▸ **COSA FARE**
Prosegui il testo sulla difesa in giudizio dei non abbienti, riprendendo subito dopo la sua ultima frase.

▸ **TESTO FORNITO**
A fronte di questi principi introdotti dalla Costituzione repubblicana, la tutela del diritto di agire e difendersi in giudizio dei non abbienti era, all’epoca, ancora contenuta nel regio decreto 30 dicembre 1923, n. 3282 (Approvazione del testo di legge sul gratuito patrocinio), che, mutuando l’assetto della legge postunitaria 6 dicembre 1865, n. 2626 (Sull’ordinamento giudiziario), demandava la difesa in giudizio dei “poveri” a un ufficio onorifico e gratuito della classe forense, secondo una concezione liberale della giustizia, che aveva peraltro finito per determinare significative diseguaglianze sul piano sostanziale.

▸ **DATI REGISTRATI**
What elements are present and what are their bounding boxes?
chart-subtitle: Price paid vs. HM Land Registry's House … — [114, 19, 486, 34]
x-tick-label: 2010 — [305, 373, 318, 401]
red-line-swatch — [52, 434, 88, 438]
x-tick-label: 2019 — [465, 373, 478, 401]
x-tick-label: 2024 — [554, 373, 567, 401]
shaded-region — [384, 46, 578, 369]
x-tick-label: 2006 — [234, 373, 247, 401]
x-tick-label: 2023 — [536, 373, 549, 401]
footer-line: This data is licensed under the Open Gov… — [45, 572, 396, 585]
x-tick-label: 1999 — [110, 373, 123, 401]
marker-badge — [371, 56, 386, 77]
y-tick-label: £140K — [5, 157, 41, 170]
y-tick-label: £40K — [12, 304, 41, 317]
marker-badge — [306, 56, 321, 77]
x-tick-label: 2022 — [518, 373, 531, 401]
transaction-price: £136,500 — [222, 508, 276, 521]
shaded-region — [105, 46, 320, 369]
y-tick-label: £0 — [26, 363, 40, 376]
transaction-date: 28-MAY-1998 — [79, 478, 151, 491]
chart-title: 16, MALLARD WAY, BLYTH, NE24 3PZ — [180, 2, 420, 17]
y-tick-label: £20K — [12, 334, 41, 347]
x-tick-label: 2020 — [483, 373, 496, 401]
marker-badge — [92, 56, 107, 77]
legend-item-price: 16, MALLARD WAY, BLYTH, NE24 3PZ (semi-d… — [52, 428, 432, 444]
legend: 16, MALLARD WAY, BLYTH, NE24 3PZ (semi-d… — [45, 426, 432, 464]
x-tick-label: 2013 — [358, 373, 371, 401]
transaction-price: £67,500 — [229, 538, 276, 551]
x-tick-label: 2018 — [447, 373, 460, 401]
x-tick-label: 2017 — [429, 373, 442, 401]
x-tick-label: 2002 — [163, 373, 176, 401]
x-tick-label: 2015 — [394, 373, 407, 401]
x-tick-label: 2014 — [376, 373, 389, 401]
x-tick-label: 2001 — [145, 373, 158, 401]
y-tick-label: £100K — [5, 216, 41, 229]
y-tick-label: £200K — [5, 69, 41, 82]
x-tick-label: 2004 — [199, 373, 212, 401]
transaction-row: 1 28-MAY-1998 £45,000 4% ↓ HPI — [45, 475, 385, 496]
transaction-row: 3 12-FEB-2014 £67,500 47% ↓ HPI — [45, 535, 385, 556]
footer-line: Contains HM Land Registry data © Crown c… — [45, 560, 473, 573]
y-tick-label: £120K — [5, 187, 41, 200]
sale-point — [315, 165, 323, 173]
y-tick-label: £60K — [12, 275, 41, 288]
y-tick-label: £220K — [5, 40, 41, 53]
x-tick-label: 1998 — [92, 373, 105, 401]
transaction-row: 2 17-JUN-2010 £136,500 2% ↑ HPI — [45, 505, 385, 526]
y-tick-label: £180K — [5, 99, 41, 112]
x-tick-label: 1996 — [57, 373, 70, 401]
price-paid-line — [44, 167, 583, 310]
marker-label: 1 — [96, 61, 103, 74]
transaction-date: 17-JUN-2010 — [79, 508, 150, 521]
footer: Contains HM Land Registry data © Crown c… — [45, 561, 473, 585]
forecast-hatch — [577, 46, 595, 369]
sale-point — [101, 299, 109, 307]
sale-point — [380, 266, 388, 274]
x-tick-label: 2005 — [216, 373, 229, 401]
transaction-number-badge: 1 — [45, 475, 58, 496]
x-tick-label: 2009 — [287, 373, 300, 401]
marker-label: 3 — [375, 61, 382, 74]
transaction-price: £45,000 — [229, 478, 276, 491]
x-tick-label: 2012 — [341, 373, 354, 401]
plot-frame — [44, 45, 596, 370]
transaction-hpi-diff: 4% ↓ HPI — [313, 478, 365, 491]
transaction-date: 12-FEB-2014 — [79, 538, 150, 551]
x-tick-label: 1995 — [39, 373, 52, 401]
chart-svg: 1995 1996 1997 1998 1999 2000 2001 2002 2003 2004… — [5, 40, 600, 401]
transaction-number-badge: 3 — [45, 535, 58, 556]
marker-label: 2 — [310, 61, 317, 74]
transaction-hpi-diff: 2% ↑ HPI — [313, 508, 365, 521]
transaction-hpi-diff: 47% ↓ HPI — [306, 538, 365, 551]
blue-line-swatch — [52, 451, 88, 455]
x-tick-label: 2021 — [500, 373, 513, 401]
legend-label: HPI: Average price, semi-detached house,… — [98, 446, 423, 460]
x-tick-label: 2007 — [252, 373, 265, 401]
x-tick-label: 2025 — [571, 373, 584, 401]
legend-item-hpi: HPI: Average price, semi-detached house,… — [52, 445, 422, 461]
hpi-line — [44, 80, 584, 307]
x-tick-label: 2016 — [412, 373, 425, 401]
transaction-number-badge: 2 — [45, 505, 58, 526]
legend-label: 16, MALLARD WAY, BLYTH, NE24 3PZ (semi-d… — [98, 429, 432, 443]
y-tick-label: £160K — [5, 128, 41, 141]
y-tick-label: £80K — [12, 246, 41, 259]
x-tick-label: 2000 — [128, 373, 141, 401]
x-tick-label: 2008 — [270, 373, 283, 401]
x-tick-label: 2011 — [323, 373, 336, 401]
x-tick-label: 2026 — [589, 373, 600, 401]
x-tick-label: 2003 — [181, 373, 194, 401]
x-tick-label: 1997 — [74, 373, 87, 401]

▸ **LA RISPOSTA**
In seguito, il sistema del gratuito patrocinio è stato sostituito da quello del patrocinio a spese dello Stato, ma per le sole controversie in materia di lavoro e di previdenza e assistenza sociale obbligatoria, dalla legge 11 agosto 1973, n. 533 (Disciplina delle controversie individuali di lavoro e delle controversie in materia di previdenza e di assistenza obbligatorie). Le relative previsioni sono state in seguito estese, “in quanto applicabili”, dall’art. 15, comma 2, della legge 13 aprile 1988, n. 117 (Risarcimento dei danni cagionati nell’esercizio delle funzioni giudiziarie e responsabilità civile dei magistrati), alle cause in tema di responsabilità civile dei magistrati.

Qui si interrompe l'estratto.